## begin Supplied information

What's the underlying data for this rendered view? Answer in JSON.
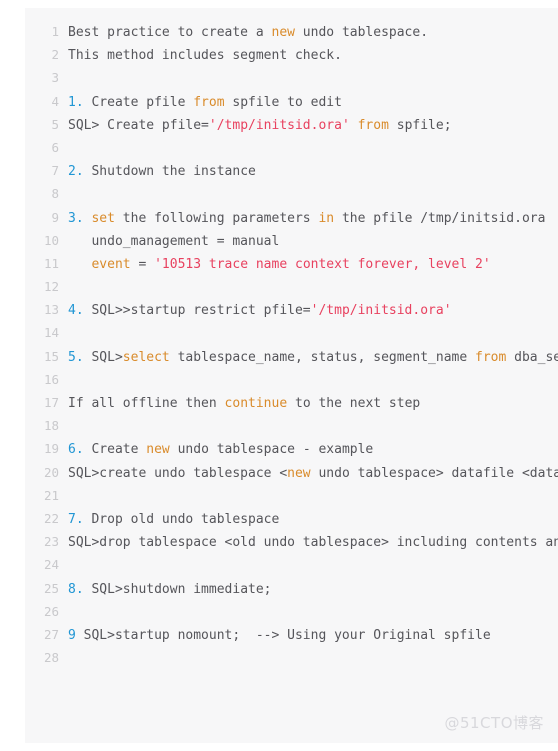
{
  "code_block": {
    "language": "sql",
    "colors": {
      "background": "#f7f7f8",
      "page_background": "#ffffff",
      "text": "#55555a",
      "line_number": "#c9c9cc",
      "list_marker": "#2196d4",
      "keyword": "#d98b2b",
      "string": "#e8415f",
      "watermark": "#d8d8dc"
    },
    "first_line_number": 1,
    "last_line_number": 28,
    "lines": [
      {
        "n": "1",
        "tokens": [
          {
            "t": "plain",
            "v": "Best practice to create a "
          },
          {
            "t": "kw",
            "v": "new"
          },
          {
            "t": "plain",
            "v": " undo tablespace."
          }
        ]
      },
      {
        "n": "2",
        "tokens": [
          {
            "t": "plain",
            "v": "This method includes segment check."
          }
        ]
      },
      {
        "n": "3",
        "tokens": []
      },
      {
        "n": "4",
        "tokens": [
          {
            "t": "num",
            "v": "1."
          },
          {
            "t": "plain",
            "v": " Create pfile "
          },
          {
            "t": "kw",
            "v": "from"
          },
          {
            "t": "plain",
            "v": " spfile to edit"
          }
        ]
      },
      {
        "n": "5",
        "tokens": [
          {
            "t": "plain",
            "v": "SQL> Create pfile="
          },
          {
            "t": "str",
            "v": "'/tmp/initsid.ora'"
          },
          {
            "t": "plain",
            "v": " "
          },
          {
            "t": "kw",
            "v": "from"
          },
          {
            "t": "plain",
            "v": " spfile;"
          }
        ]
      },
      {
        "n": "6",
        "tokens": []
      },
      {
        "n": "7",
        "tokens": [
          {
            "t": "num",
            "v": "2."
          },
          {
            "t": "plain",
            "v": " Shutdown the instance"
          }
        ]
      },
      {
        "n": "8",
        "tokens": []
      },
      {
        "n": "9",
        "tokens": [
          {
            "t": "num",
            "v": "3."
          },
          {
            "t": "plain",
            "v": " "
          },
          {
            "t": "kw",
            "v": "set"
          },
          {
            "t": "plain",
            "v": " the following parameters "
          },
          {
            "t": "kw",
            "v": "in"
          },
          {
            "t": "plain",
            "v": " the pfile /tmp/initsid.ora"
          }
        ]
      },
      {
        "n": "10",
        "tokens": [
          {
            "t": "plain",
            "v": "   undo_management = manual"
          }
        ]
      },
      {
        "n": "11",
        "tokens": [
          {
            "t": "plain",
            "v": "   "
          },
          {
            "t": "kw",
            "v": "event"
          },
          {
            "t": "plain",
            "v": " = "
          },
          {
            "t": "str",
            "v": "'10513 trace name context forever, level 2'"
          }
        ]
      },
      {
        "n": "12",
        "tokens": []
      },
      {
        "n": "13",
        "tokens": [
          {
            "t": "num",
            "v": "4."
          },
          {
            "t": "plain",
            "v": " SQL>>startup restrict pfile="
          },
          {
            "t": "str",
            "v": "'/tmp/initsid.ora'"
          }
        ]
      },
      {
        "n": "14",
        "tokens": []
      },
      {
        "n": "15",
        "tokens": [
          {
            "t": "num",
            "v": "5."
          },
          {
            "t": "plain",
            "v": " SQL>"
          },
          {
            "t": "kw",
            "v": "select"
          },
          {
            "t": "plain",
            "v": " tablespace_name, status, segment_name "
          },
          {
            "t": "kw",
            "v": "from"
          },
          {
            "t": "plain",
            "v": " dba_segments;"
          }
        ]
      },
      {
        "n": "16",
        "tokens": []
      },
      {
        "n": "17",
        "tokens": [
          {
            "t": "plain",
            "v": "If all offline then "
          },
          {
            "t": "kw",
            "v": "continue"
          },
          {
            "t": "plain",
            "v": " to the next step"
          }
        ]
      },
      {
        "n": "18",
        "tokens": []
      },
      {
        "n": "19",
        "tokens": [
          {
            "t": "num",
            "v": "6."
          },
          {
            "t": "plain",
            "v": " Create "
          },
          {
            "t": "kw",
            "v": "new"
          },
          {
            "t": "plain",
            "v": " undo tablespace - example"
          }
        ]
      },
      {
        "n": "20",
        "tokens": [
          {
            "t": "plain",
            "v": "SQL>create undo tablespace <"
          },
          {
            "t": "kw",
            "v": "new"
          },
          {
            "t": "plain",
            "v": " undo tablespace> datafile <datafile>"
          }
        ]
      },
      {
        "n": "21",
        "tokens": []
      },
      {
        "n": "22",
        "tokens": [
          {
            "t": "num",
            "v": "7."
          },
          {
            "t": "plain",
            "v": " Drop old undo tablespace"
          }
        ]
      },
      {
        "n": "23",
        "tokens": [
          {
            "t": "plain",
            "v": "SQL>drop tablespace <old undo tablespace> including contents and datafiles;"
          }
        ]
      },
      {
        "n": "24",
        "tokens": []
      },
      {
        "n": "25",
        "tokens": [
          {
            "t": "num",
            "v": "8."
          },
          {
            "t": "plain",
            "v": " SQL>shutdown immediate;"
          }
        ]
      },
      {
        "n": "26",
        "tokens": []
      },
      {
        "n": "27",
        "tokens": [
          {
            "t": "num",
            "v": "9"
          },
          {
            "t": "plain",
            "v": " SQL>startup nomount;  --> Using your Original spfile"
          }
        ]
      },
      {
        "n": "28",
        "tokens": []
      }
    ]
  },
  "watermark": {
    "text": "@51CTO博客"
  }
}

## end Supplied information

__Request__
Transcribe each entry precisely as given, leaving the pictures out.

__Worked solution__
What's the underlying data for this rendered view? Answer in JSON.
{
  "code_block": {
    "language": "sql",
    "colors": {
      "background": "#f7f7f8",
      "page_background": "#ffffff",
      "text": "#55555a",
      "line_number": "#c9c9cc",
      "list_marker": "#2196d4",
      "keyword": "#d98b2b",
      "string": "#e8415f",
      "watermark": "#d8d8dc"
    },
    "first_line_number": 1,
    "last_line_number": 28,
    "lines": [
      {
        "n": "1",
        "tokens": [
          {
            "t": "plain",
            "v": "Best practice to create a "
          },
          {
            "t": "kw",
            "v": "new"
          },
          {
            "t": "plain",
            "v": " undo tablespace."
          }
        ]
      },
      {
        "n": "2",
        "tokens": [
          {
            "t": "plain",
            "v": "This method includes segment check."
          }
        ]
      },
      {
        "n": "3",
        "tokens": []
      },
      {
        "n": "4",
        "tokens": [
          {
            "t": "num",
            "v": "1."
          },
          {
            "t": "plain",
            "v": " Create pfile "
          },
          {
            "t": "kw",
            "v": "from"
          },
          {
            "t": "plain",
            "v": " spfile to edit"
          }
        ]
      },
      {
        "n": "5",
        "tokens": [
          {
            "t": "plain",
            "v": "SQL> Create pfile="
          },
          {
            "t": "str",
            "v": "'/tmp/initsid.ora'"
          },
          {
            "t": "plain",
            "v": " "
          },
          {
            "t": "kw",
            "v": "from"
          },
          {
            "t": "plain",
            "v": " spfile;"
          }
        ]
      },
      {
        "n": "6",
        "tokens": []
      },
      {
        "n": "7",
        "tokens": [
          {
            "t": "num",
            "v": "2."
          },
          {
            "t": "plain",
            "v": " Shutdown the instance"
          }
        ]
      },
      {
        "n": "8",
        "tokens": []
      },
      {
        "n": "9",
        "tokens": [
          {
            "t": "num",
            "v": "3."
          },
          {
            "t": "plain",
            "v": " "
          },
          {
            "t": "kw",
            "v": "set"
          },
          {
            "t": "plain",
            "v": " the following parameters "
          },
          {
            "t": "kw",
            "v": "in"
          },
          {
            "t": "plain",
            "v": " the pfile /tmp/initsid.ora"
          }
        ]
      },
      {
        "n": "10",
        "tokens": [
          {
            "t": "plain",
            "v": "   undo_management = manual"
          }
        ]
      },
      {
        "n": "11",
        "tokens": [
          {
            "t": "plain",
            "v": "   "
          },
          {
            "t": "kw",
            "v": "event"
          },
          {
            "t": "plain",
            "v": " = "
          },
          {
            "t": "str",
            "v": "'10513 trace name context forever, level 2'"
          }
        ]
      },
      {
        "n": "12",
        "tokens": []
      },
      {
        "n": "13",
        "tokens": [
          {
            "t": "num",
            "v": "4."
          },
          {
            "t": "plain",
            "v": " SQL>>startup restrict pfile="
          },
          {
            "t": "str",
            "v": "'/tmp/initsid.ora'"
          }
        ]
      },
      {
        "n": "14",
        "tokens": []
      },
      {
        "n": "15",
        "tokens": [
          {
            "t": "num",
            "v": "5."
          },
          {
            "t": "plain",
            "v": " SQL>"
          },
          {
            "t": "kw",
            "v": "select"
          },
          {
            "t": "plain",
            "v": " tablespace_name, status, segment_name "
          },
          {
            "t": "kw",
            "v": "from"
          },
          {
            "t": "plain",
            "v": " dba_segments;"
          }
        ]
      },
      {
        "n": "16",
        "tokens": []
      },
      {
        "n": "17",
        "tokens": [
          {
            "t": "plain",
            "v": "If all offline then "
          },
          {
            "t": "kw",
            "v": "continue"
          },
          {
            "t": "plain",
            "v": " to the next step"
          }
        ]
      },
      {
        "n": "18",
        "tokens": []
      },
      {
        "n": "19",
        "tokens": [
          {
            "t": "num",
            "v": "6."
          },
          {
            "t": "plain",
            "v": " Create "
          },
          {
            "t": "kw",
            "v": "new"
          },
          {
            "t": "plain",
            "v": " undo tablespace - example"
          }
        ]
      },
      {
        "n": "20",
        "tokens": [
          {
            "t": "plain",
            "v": "SQL>create undo tablespace <"
          },
          {
            "t": "kw",
            "v": "new"
          },
          {
            "t": "plain",
            "v": " undo tablespace> datafile <datafile>"
          }
        ]
      },
      {
        "n": "21",
        "tokens": []
      },
      {
        "n": "22",
        "tokens": [
          {
            "t": "num",
            "v": "7."
          },
          {
            "t": "plain",
            "v": " Drop old undo tablespace"
          }
        ]
      },
      {
        "n": "23",
        "tokens": [
          {
            "t": "plain",
            "v": "SQL>drop tablespace <old undo tablespace> including contents and datafiles;"
          }
        ]
      },
      {
        "n": "24",
        "tokens": []
      },
      {
        "n": "25",
        "tokens": [
          {
            "t": "num",
            "v": "8."
          },
          {
            "t": "plain",
            "v": " SQL>shutdown immediate;"
          }
        ]
      },
      {
        "n": "26",
        "tokens": []
      },
      {
        "n": "27",
        "tokens": [
          {
            "t": "num",
            "v": "9"
          },
          {
            "t": "plain",
            "v": " SQL>startup nomount;  --> Using your Original spfile"
          }
        ]
      },
      {
        "n": "28",
        "tokens": []
      }
    ]
  },
  "watermark": {
    "text": "@51CTO博客"
  }
}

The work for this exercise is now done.